-- start TASK INPUTS --

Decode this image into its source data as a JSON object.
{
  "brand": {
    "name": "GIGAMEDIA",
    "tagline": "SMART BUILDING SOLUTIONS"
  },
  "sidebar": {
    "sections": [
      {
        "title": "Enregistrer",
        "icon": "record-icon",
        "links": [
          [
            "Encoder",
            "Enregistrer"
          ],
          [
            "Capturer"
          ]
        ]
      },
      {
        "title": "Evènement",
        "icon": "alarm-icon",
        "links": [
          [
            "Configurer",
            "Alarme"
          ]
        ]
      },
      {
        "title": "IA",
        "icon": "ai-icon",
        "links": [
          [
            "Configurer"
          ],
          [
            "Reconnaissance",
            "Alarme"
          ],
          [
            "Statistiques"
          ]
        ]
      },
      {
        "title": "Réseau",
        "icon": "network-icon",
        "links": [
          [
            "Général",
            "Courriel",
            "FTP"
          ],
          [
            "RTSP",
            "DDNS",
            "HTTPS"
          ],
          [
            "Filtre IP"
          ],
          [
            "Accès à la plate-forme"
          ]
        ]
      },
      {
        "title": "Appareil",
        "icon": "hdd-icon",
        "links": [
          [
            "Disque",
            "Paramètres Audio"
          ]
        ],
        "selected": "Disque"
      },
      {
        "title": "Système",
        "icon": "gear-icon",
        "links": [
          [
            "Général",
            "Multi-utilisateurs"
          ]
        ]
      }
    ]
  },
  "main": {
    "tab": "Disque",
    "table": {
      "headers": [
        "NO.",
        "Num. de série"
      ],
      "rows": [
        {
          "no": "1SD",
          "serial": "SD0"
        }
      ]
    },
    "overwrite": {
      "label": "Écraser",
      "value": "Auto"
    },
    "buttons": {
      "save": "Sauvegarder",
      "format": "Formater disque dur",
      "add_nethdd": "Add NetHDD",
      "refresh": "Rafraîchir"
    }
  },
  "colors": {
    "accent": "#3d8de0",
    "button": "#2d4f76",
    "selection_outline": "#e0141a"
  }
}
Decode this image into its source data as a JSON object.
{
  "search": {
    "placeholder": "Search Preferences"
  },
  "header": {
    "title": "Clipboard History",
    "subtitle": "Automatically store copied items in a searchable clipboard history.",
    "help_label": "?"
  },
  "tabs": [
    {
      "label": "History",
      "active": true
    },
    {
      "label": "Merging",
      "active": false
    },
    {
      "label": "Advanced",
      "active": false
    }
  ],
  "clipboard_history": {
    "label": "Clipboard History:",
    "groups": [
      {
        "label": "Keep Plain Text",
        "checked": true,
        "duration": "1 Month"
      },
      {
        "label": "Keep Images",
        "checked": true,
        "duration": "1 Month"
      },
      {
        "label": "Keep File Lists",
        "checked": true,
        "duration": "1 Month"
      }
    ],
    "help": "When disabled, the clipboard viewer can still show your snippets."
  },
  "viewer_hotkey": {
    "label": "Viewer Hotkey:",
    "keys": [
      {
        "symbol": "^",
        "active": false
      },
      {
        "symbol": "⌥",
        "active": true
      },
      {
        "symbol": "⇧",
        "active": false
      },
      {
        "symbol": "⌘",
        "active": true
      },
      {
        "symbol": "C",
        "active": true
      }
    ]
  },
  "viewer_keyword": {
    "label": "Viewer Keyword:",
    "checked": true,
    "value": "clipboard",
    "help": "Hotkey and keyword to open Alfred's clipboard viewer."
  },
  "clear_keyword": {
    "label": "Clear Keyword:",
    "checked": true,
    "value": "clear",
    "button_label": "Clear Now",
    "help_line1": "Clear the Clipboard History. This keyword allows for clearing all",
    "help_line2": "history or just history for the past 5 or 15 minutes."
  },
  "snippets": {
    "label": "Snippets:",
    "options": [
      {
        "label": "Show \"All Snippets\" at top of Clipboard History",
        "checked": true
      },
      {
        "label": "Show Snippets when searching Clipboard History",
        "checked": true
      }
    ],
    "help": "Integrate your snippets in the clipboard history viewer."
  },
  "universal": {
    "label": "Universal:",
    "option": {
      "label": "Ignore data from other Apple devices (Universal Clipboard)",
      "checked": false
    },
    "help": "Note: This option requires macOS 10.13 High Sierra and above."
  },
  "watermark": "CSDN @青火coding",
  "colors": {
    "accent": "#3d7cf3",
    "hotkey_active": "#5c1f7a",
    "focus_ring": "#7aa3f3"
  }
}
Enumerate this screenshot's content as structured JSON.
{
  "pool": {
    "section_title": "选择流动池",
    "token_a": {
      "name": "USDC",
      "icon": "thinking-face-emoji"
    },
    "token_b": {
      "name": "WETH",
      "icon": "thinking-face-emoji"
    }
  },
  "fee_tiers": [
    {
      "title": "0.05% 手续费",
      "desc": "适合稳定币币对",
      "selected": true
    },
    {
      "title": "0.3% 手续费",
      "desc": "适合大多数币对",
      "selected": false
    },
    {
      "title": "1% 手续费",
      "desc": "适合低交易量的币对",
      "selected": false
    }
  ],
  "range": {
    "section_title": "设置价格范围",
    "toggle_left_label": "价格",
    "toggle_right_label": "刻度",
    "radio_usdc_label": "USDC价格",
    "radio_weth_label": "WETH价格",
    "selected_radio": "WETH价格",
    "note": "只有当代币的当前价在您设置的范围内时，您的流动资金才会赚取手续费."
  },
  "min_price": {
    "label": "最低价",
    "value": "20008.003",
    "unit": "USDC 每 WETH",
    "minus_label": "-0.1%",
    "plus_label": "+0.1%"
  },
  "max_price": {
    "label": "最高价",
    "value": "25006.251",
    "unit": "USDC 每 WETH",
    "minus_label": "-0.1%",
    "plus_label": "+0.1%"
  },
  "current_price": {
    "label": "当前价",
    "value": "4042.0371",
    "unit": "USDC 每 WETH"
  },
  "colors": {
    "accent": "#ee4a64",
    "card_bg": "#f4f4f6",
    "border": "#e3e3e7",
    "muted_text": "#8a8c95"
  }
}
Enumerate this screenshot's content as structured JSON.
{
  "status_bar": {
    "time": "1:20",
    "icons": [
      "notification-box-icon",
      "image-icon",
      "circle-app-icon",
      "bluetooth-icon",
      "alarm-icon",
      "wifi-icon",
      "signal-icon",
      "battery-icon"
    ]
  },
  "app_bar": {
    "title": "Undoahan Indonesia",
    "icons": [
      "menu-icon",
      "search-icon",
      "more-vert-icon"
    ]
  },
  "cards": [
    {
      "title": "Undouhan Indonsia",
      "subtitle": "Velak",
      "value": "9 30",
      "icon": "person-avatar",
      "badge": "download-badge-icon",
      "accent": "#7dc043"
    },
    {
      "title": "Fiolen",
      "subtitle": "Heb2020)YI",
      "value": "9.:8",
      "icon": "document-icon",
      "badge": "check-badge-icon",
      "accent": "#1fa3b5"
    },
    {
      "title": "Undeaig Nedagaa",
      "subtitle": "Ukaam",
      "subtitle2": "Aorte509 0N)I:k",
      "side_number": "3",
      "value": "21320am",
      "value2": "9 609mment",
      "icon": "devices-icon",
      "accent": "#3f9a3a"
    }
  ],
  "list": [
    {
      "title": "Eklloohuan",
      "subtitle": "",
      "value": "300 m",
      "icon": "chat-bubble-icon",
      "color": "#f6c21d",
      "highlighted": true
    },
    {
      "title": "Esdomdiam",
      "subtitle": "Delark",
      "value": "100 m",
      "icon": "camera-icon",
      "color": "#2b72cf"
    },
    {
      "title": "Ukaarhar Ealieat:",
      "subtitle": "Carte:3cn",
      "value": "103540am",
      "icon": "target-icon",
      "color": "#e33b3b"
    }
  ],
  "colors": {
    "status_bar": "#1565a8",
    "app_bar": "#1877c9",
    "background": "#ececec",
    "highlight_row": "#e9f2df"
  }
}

-- end TASK INPUTS --

_GIVEN TASK_
Restate each record word for word.

_RESULT_
Decode this image into its source data as a JSON object.
{
  "brand": {
    "name": "GIGAMEDIA",
    "tagline": "SMART BUILDING SOLUTIONS"
  },
  "sidebar": {
    "sections": [
      {
        "title": "Enregistrer",
        "icon": "record-icon",
        "links": [
          [
            "Encoder",
            "Enregistrer"
          ],
          [
            "Capturer"
          ]
        ]
      },
      {
        "title": "Evènement",
        "icon": "alarm-icon",
        "links": [
          [
            "Configurer",
            "Alarme"
          ]
        ]
      },
      {
        "title": "IA",
        "icon": "ai-icon",
        "links": [
          [
            "Configurer"
          ],
          [
            "Reconnaissance",
            "Alarme"
          ],
          [
            "Statistiques"
          ]
        ]
      },
      {
        "title": "Réseau",
        "icon": "network-icon",
        "links": [
          [
            "Général",
            "Courriel",
            "FTP"
          ],
          [
            "RTSP",
            "DDNS",
            "HTTPS"
          ],
          [
            "Filtre IP"
          ],
          [
            "Accès à la plate-forme"
          ]
        ]
      },
      {
        "title": "Appareil",
        "icon": "hdd-icon",
        "links": [
          [
            "Disque",
            "Paramètres Audio"
          ]
        ],
        "selected": "Disque"
      },
      {
        "title": "Système",
        "icon": "gear-icon",
        "links": [
          [
            "Général",
            "Multi-utilisateurs"
          ]
        ]
      }
    ]
  },
  "main": {
    "tab": "Disque",
    "table": {
      "headers": [
        "NO.",
        "Num. de série"
      ],
      "rows": [
        {
          "no": "1SD",
          "serial": "SD0"
        }
      ]
    },
    "overwrite": {
      "label": "Écraser",
      "value": "Auto"
    },
    "buttons": {
      "save": "Sauvegarder",
      "format": "Formater disque dur",
      "add_nethdd": "Add NetHDD",
      "refresh": "Rafraîchir"
    }
  },
  "colors": {
    "accent": "#3d8de0",
    "button": "#2d4f76",
    "selection_outline": "#e0141a"
  }
}
Decode this image into its source data as a JSON object.
{
  "search": {
    "placeholder": "Search Preferences"
  },
  "header": {
    "title": "Clipboard History",
    "subtitle": "Automatically store copied items in a searchable clipboard history.",
    "help_label": "?"
  },
  "tabs": [
    {
      "label": "History",
      "active": true
    },
    {
      "label": "Merging",
      "active": false
    },
    {
      "label": "Advanced",
      "active": false
    }
  ],
  "clipboard_history": {
    "label": "Clipboard History:",
    "groups": [
      {
        "label": "Keep Plain Text",
        "checked": true,
        "duration": "1 Month"
      },
      {
        "label": "Keep Images",
        "checked": true,
        "duration": "1 Month"
      },
      {
        "label": "Keep File Lists",
        "checked": true,
        "duration": "1 Month"
      }
    ],
    "help": "When disabled, the clipboard viewer can still show your snippets."
  },
  "viewer_hotkey": {
    "label": "Viewer Hotkey:",
    "keys": [
      {
        "symbol": "^",
        "active": false
      },
      {
        "symbol": "⌥",
        "active": true
      },
      {
        "symbol": "⇧",
        "active": false
      },
      {
        "symbol": "⌘",
        "active": true
      },
      {
        "symbol": "C",
        "active": true
      }
    ]
  },
  "viewer_keyword": {
    "label": "Viewer Keyword:",
    "checked": true,
    "value": "clipboard",
    "help": "Hotkey and keyword to open Alfred's clipboard viewer."
  },
  "clear_keyword": {
    "label": "Clear Keyword:",
    "checked": true,
    "value": "clear",
    "button_label": "Clear Now",
    "help_line1": "Clear the Clipboard History. This keyword allows for clearing all",
    "help_line2": "history or just history for the past 5 or 15 minutes."
  },
  "snippets": {
    "label": "Snippets:",
    "options": [
      {
        "label": "Show \"All Snippets\" at top of Clipboard History",
        "checked": true
      },
      {
        "label": "Show Snippets when searching Clipboard History",
        "checked": true
      }
    ],
    "help": "Integrate your snippets in the clipboard history viewer."
  },
  "universal": {
    "label": "Universal:",
    "option": {
      "label": "Ignore data from other Apple devices (Universal Clipboard)",
      "checked": false
    },
    "help": "Note: This option requires macOS 10.13 High Sierra and above."
  },
  "watermark": "CSDN @青火coding",
  "colors": {
    "accent": "#3d7cf3",
    "hotkey_active": "#5c1f7a",
    "focus_ring": "#7aa3f3"
  }
}
Enumerate this screenshot's content as structured JSON.
{
  "pool": {
    "section_title": "选择流动池",
    "token_a": {
      "name": "USDC",
      "icon": "thinking-face-emoji"
    },
    "token_b": {
      "name": "WETH",
      "icon": "thinking-face-emoji"
    }
  },
  "fee_tiers": [
    {
      "title": "0.05% 手续费",
      "desc": "适合稳定币币对",
      "selected": true
    },
    {
      "title": "0.3% 手续费",
      "desc": "适合大多数币对",
      "selected": false
    },
    {
      "title": "1% 手续费",
      "desc": "适合低交易量的币对",
      "selected": false
    }
  ],
  "range": {
    "section_title": "设置价格范围",
    "toggle_left_label": "价格",
    "toggle_right_label": "刻度",
    "radio_usdc_label": "USDC价格",
    "radio_weth_label": "WETH价格",
    "selected_radio": "WETH价格",
    "note": "只有当代币的当前价在您设置的范围内时，您的流动资金才会赚取手续费."
  },
  "min_price": {
    "label": "最低价",
    "value": "20008.003",
    "unit": "USDC 每 WETH",
    "minus_label": "-0.1%",
    "plus_label": "+0.1%"
  },
  "max_price": {
    "label": "最高价",
    "value": "25006.251",
    "unit": "USDC 每 WETH",
    "minus_label": "-0.1%",
    "plus_label": "+0.1%"
  },
  "current_price": {
    "label": "当前价",
    "value": "4042.0371",
    "unit": "USDC 每 WETH"
  },
  "colors": {
    "accent": "#ee4a64",
    "card_bg": "#f4f4f6",
    "border": "#e3e3e7",
    "muted_text": "#8a8c95"
  }
}
Enumerate this screenshot's content as structured JSON.
{
  "status_bar": {
    "time": "1:20",
    "icons": [
      "notification-box-icon",
      "image-icon",
      "circle-app-icon",
      "bluetooth-icon",
      "alarm-icon",
      "wifi-icon",
      "signal-icon",
      "battery-icon"
    ]
  },
  "app_bar": {
    "title": "Undoahan Indonesia",
    "icons": [
      "menu-icon",
      "search-icon",
      "more-vert-icon"
    ]
  },
  "cards": [
    {
      "title": "Undouhan Indonsia",
      "subtitle": "Velak",
      "value": "9 30",
      "icon": "person-avatar",
      "badge": "download-badge-icon",
      "accent": "#7dc043"
    },
    {
      "title": "Fiolen",
      "subtitle": "Heb2020)YI",
      "value": "9.:8",
      "icon": "document-icon",
      "badge": "check-badge-icon",
      "accent": "#1fa3b5"
    },
    {
      "title": "Undeaig Nedagaa",
      "subtitle": "Ukaam",
      "subtitle2": "Aorte509 0N)I:k",
      "side_number": "3",
      "value": "21320am",
      "value2": "9 609mment",
      "icon": "devices-icon",
      "accent": "#3f9a3a"
    }
  ],
  "list": [
    {
      "title": "Eklloohuan",
      "subtitle": "",
      "value": "300 m",
      "icon": "chat-bubble-icon",
      "color": "#f6c21d",
      "highlighted": true
    },
    {
      "title": "Esdomdiam",
      "subtitle": "Delark",
      "value": "100 m",
      "icon": "camera-icon",
      "color": "#2b72cf"
    },
    {
      "title": "Ukaarhar Ealieat:",
      "subtitle": "Carte:3cn",
      "value": "103540am",
      "icon": "target-icon",
      "color": "#e33b3b"
    }
  ],
  "colors": {
    "status_bar": "#1565a8",
    "app_bar": "#1877c9",
    "background": "#ececec",
    "highlight_row": "#e9f2df"
  }
}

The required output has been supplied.